__What you need to do__
The exercise asks for every line of the data to be reproduced exactly.

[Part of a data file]
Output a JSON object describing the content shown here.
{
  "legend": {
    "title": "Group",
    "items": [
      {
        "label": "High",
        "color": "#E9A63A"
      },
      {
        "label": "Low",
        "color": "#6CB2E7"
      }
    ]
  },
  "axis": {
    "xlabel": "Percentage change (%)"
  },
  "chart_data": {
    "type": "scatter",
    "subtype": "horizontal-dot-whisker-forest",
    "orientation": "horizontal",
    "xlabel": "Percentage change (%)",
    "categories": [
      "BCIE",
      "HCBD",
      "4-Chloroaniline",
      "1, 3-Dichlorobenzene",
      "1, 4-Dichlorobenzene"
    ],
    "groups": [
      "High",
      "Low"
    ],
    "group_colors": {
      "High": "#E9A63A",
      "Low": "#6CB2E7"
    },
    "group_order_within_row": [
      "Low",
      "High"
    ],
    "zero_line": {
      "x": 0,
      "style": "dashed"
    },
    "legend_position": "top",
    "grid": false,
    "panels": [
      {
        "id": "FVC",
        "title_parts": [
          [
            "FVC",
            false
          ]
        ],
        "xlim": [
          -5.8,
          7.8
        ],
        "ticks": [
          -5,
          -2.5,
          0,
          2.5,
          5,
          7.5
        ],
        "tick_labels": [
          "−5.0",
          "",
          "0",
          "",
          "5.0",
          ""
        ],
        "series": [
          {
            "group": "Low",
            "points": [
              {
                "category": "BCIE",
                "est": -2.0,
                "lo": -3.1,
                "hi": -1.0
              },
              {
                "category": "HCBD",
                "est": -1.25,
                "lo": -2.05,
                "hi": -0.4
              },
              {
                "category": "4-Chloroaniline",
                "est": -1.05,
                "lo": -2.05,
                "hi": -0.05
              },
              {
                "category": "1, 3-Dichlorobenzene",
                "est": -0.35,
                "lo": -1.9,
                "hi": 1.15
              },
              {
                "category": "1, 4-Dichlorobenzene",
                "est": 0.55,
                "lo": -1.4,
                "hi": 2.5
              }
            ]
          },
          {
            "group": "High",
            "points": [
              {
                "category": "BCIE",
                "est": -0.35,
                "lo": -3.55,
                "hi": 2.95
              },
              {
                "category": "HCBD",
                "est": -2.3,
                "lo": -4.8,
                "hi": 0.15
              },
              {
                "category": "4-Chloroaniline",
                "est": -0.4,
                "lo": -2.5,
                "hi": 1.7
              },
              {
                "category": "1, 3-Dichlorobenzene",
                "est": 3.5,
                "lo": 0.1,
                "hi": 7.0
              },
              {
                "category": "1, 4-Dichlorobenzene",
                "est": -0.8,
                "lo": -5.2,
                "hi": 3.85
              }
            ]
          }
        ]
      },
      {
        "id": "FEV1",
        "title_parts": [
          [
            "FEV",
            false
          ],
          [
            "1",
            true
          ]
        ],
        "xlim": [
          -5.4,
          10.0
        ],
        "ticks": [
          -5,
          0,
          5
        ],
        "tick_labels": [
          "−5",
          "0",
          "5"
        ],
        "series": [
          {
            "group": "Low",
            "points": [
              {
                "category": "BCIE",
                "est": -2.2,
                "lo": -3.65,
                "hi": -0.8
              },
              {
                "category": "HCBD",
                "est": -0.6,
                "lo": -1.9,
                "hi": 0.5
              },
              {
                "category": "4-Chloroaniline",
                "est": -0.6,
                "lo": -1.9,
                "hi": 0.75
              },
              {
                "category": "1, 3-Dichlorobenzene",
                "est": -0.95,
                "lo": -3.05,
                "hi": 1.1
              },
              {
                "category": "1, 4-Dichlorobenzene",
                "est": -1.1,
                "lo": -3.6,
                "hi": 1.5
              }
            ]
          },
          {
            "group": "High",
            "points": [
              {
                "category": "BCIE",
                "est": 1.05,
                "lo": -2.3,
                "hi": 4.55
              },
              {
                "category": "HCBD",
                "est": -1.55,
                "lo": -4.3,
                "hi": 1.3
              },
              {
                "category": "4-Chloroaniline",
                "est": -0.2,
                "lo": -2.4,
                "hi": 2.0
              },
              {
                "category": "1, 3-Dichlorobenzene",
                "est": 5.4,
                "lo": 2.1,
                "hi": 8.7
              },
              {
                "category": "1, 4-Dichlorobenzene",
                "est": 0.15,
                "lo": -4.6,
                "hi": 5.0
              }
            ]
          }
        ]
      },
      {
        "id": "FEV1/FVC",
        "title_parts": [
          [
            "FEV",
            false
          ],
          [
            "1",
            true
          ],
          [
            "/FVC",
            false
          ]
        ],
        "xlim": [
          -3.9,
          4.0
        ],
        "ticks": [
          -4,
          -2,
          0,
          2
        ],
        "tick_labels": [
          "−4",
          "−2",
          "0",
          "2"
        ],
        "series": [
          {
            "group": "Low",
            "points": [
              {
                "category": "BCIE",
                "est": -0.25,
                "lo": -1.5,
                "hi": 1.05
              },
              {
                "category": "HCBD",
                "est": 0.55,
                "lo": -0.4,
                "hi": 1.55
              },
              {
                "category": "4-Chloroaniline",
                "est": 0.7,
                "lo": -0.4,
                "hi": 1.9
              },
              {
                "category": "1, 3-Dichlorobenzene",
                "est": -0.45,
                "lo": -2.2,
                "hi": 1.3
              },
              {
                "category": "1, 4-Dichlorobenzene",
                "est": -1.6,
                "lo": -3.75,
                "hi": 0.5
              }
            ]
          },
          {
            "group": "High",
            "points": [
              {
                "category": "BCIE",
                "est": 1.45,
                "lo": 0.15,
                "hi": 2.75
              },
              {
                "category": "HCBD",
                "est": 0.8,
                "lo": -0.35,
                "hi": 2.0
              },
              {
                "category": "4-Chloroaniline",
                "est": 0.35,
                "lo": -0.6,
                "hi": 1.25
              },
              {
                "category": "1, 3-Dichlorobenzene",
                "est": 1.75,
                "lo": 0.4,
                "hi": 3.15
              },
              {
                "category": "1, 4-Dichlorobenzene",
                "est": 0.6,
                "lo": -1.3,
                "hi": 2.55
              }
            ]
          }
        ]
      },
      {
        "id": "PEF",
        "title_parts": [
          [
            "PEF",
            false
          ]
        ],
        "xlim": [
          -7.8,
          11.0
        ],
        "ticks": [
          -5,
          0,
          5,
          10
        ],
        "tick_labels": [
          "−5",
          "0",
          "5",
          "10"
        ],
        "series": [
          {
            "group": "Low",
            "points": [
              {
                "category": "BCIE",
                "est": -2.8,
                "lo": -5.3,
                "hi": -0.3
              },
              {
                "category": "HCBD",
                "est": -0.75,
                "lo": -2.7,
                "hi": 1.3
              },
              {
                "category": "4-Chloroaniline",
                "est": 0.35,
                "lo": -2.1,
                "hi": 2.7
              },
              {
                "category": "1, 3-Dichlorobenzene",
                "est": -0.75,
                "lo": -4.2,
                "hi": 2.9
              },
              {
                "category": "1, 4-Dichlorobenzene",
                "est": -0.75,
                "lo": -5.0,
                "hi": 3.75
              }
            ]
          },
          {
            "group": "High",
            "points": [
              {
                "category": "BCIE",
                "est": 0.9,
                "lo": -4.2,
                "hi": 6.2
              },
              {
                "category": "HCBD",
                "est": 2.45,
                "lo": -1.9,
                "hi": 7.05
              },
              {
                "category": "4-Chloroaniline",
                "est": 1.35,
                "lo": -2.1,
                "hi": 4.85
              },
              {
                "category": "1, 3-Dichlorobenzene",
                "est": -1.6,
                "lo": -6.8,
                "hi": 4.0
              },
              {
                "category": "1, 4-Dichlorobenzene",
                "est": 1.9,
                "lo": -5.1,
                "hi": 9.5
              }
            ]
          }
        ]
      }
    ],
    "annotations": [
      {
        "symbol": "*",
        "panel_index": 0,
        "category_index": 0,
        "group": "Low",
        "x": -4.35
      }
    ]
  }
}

__Answer to the problem__
Output a JSON object describing the content shown here.
{
  "legend": {
    "title": "Group",
    "items": [
      {
        "label": "High",
        "color": "#E9A63A"
      },
      {
        "label": "Low",
        "color": "#6CB2E7"
      }
    ]
  },
  "axis": {
    "xlabel": "Percentage change (%)"
  },
  "chart_data": {
    "type": "scatter",
    "subtype": "horizontal-dot-whisker-forest",
    "orientation": "horizontal",
    "xlabel": "Percentage change (%)",
    "categories": [
      "BCIE",
      "HCBD",
      "4-Chloroaniline",
      "1, 3-Dichlorobenzene",
      "1, 4-Dichlorobenzene"
    ],
    "groups": [
      "High",
      "Low"
    ],
    "group_colors": {
      "High": "#E9A63A",
      "Low": "#6CB2E7"
    },
    "group_order_within_row": [
      "Low",
      "High"
    ],
    "zero_line": {
      "x": 0,
      "style": "dashed"
    },
    "legend_position": "top",
    "grid": false,
    "panels": [
      {
        "id": "FVC",
        "title_parts": [
          [
            "FVC",
            false
          ]
        ],
        "xlim": [
          -5.8,
          7.8
        ],
        "ticks": [
          -5,
          -2.5,
          0,
          2.5,
          5,
          7.5
        ],
        "tick_labels": [
          "−5.0",
          "",
          "0",
          "",
          "5.0",
          ""
        ],
        "series": [
          {
            "group": "Low",
            "points": [
              {
                "category": "BCIE",
                "est": -2.0,
                "lo": -3.1,
                "hi": -1.0
              },
              {
                "category": "HCBD",
                "est": -1.25,
                "lo": -2.05,
                "hi": -0.4
              },
              {
                "category": "4-Chloroaniline",
                "est": -1.05,
                "lo": -2.05,
                "hi": -0.05
              },
              {
                "category": "1, 3-Dichlorobenzene",
                "est": -0.35,
                "lo": -1.9,
                "hi": 1.15
              },
              {
                "category": "1, 4-Dichlorobenzene",
                "est": 0.55,
                "lo": -1.4,
                "hi": 2.5
              }
            ]
          },
          {
            "group": "High",
            "points": [
              {
                "category": "BCIE",
                "est": -0.35,
                "lo": -3.55,
                "hi": 2.95
              },
              {
                "category": "HCBD",
                "est": -2.3,
                "lo": -4.8,
                "hi": 0.15
              },
              {
                "category": "4-Chloroaniline",
                "est": -0.4,
                "lo": -2.5,
                "hi": 1.7
              },
              {
                "category": "1, 3-Dichlorobenzene",
                "est": 3.5,
                "lo": 0.1,
                "hi": 7.0
              },
              {
                "category": "1, 4-Dichlorobenzene",
                "est": -0.8,
                "lo": -5.2,
                "hi": 3.85
              }
            ]
          }
        ]
      },
      {
        "id": "FEV1",
        "title_parts": [
          [
            "FEV",
            false
          ],
          [
            "1",
            true
          ]
        ],
        "xlim": [
          -5.4,
          10.0
        ],
        "ticks": [
          -5,
          0,
          5
        ],
        "tick_labels": [
          "−5",
          "0",
          "5"
        ],
        "series": [
          {
            "group": "Low",
            "points": [
              {
                "category": "BCIE",
                "est": -2.2,
                "lo": -3.65,
                "hi": -0.8
              },
              {
                "category": "HCBD",
                "est": -0.6,
                "lo": -1.9,
                "hi": 0.5
              },
              {
                "category": "4-Chloroaniline",
                "est": -0.6,
                "lo": -1.9,
                "hi": 0.75
              },
              {
                "category": "1, 3-Dichlorobenzene",
                "est": -0.95,
                "lo": -3.05,
                "hi": 1.1
              },
              {
                "category": "1, 4-Dichlorobenzene",
                "est": -1.1,
                "lo": -3.6,
                "hi": 1.5
              }
            ]
          },
          {
            "group": "High",
            "points": [
              {
                "category": "BCIE",
                "est": 1.05,
                "lo": -2.3,
                "hi": 4.55
              },
              {
                "category": "HCBD",
                "est": -1.55,
                "lo": -4.3,
                "hi": 1.3
              },
              {
                "category": "4-Chloroaniline",
                "est": -0.2,
                "lo": -2.4,
                "hi": 2.0
              },
              {
                "category": "1, 3-Dichlorobenzene",
                "est": 5.4,
                "lo": 2.1,
                "hi": 8.7
              },
              {
                "category": "1, 4-Dichlorobenzene",
                "est": 0.15,
                "lo": -4.6,
                "hi": 5.0
              }
            ]
          }
        ]
      },
      {
        "id": "FEV1/FVC",
        "title_parts": [
          [
            "FEV",
            false
          ],
          [
            "1",
            true
          ],
          [
            "/FVC",
            false
          ]
        ],
        "xlim": [
          -3.9,
          4.0
        ],
        "ticks": [
          -4,
          -2,
          0,
          2
        ],
        "tick_labels": [
          "−4",
          "−2",
          "0",
          "2"
        ],
        "series": [
          {
            "group": "Low",
            "points": [
              {
                "category": "BCIE",
                "est": -0.25,
                "lo": -1.5,
                "hi": 1.05
              },
              {
                "category": "HCBD",
                "est": 0.55,
                "lo": -0.4,
                "hi": 1.55
              },
              {
                "category": "4-Chloroaniline",
                "est": 0.7,
                "lo": -0.4,
                "hi": 1.9
              },
              {
                "category": "1, 3-Dichlorobenzene",
                "est": -0.45,
                "lo": -2.2,
                "hi": 1.3
              },
              {
                "category": "1, 4-Dichlorobenzene",
                "est": -1.6,
                "lo": -3.75,
                "hi": 0.5
              }
            ]
          },
          {
            "group": "High",
            "points": [
              {
                "category": "BCIE",
                "est": 1.45,
                "lo": 0.15,
                "hi": 2.75
              },
              {
                "category": "HCBD",
                "est": 0.8,
                "lo": -0.35,
                "hi": 2.0
              },
              {
                "category": "4-Chloroaniline",
                "est": 0.35,
                "lo": -0.6,
                "hi": 1.25
              },
              {
                "category": "1, 3-Dichlorobenzene",
                "est": 1.75,
                "lo": 0.4,
                "hi": 3.15
              },
              {
                "category": "1, 4-Dichlorobenzene",
                "est": 0.6,
                "lo": -1.3,
                "hi": 2.55
              }
            ]
          }
        ]
      },
      {
        "id": "PEF",
        "title_parts": [
          [
            "PEF",
            false
          ]
        ],
        "xlim": [
          -7.8,
          11.0
        ],
        "ticks": [
          -5,
          0,
          5,
          10
        ],
        "tick_labels": [
          "−5",
          "0",
          "5",
          "10"
        ],
        "series": [
          {
            "group": "Low",
            "points": [
              {
                "category": "BCIE",
                "est": -2.8,
                "lo": -5.3,
                "hi": -0.3
              },
              {
                "category": "HCBD",
                "est": -0.75,
                "lo": -2.7,
                "hi": 1.3
              },
              {
                "category": "4-Chloroaniline",
                "est": 0.35,
                "lo": -2.1,
                "hi": 2.7
              },
              {
                "category": "1, 3-Dichlorobenzene",
                "est": -0.75,
                "lo": -4.2,
                "hi": 2.9
              },
              {
                "category": "1, 4-Dichlorobenzene",
                "est": -0.75,
                "lo": -5.0,
                "hi": 3.75
              }
            ]
          },
          {
            "group": "High",
            "points": [
              {
                "category": "BCIE",
                "est": 0.9,
                "lo": -4.2,
                "hi": 6.2
              },
              {
                "category": "HCBD",
                "est": 2.45,
                "lo": -1.9,
                "hi": 7.05
              },
              {
                "category": "4-Chloroaniline",
                "est": 1.35,
                "lo": -2.1,
                "hi": 4.85
              },
              {
                "category": "1, 3-Dichlorobenzene",
                "est": -1.6,
                "lo": -6.8,
                "hi": 4.0
              },
              {
                "category": "1, 4-Dichlorobenzene",
                "est": 1.9,
                "lo": -5.1,
                "hi": 9.5
              }
            ]
          }
        ]
      }
    ],
    "annotations": [
      {
        "symbol": "*",
        "panel_index": 0,
        "category_index": 0,
        "group": "Low",
        "x": -4.35
      }
    ]
  }
}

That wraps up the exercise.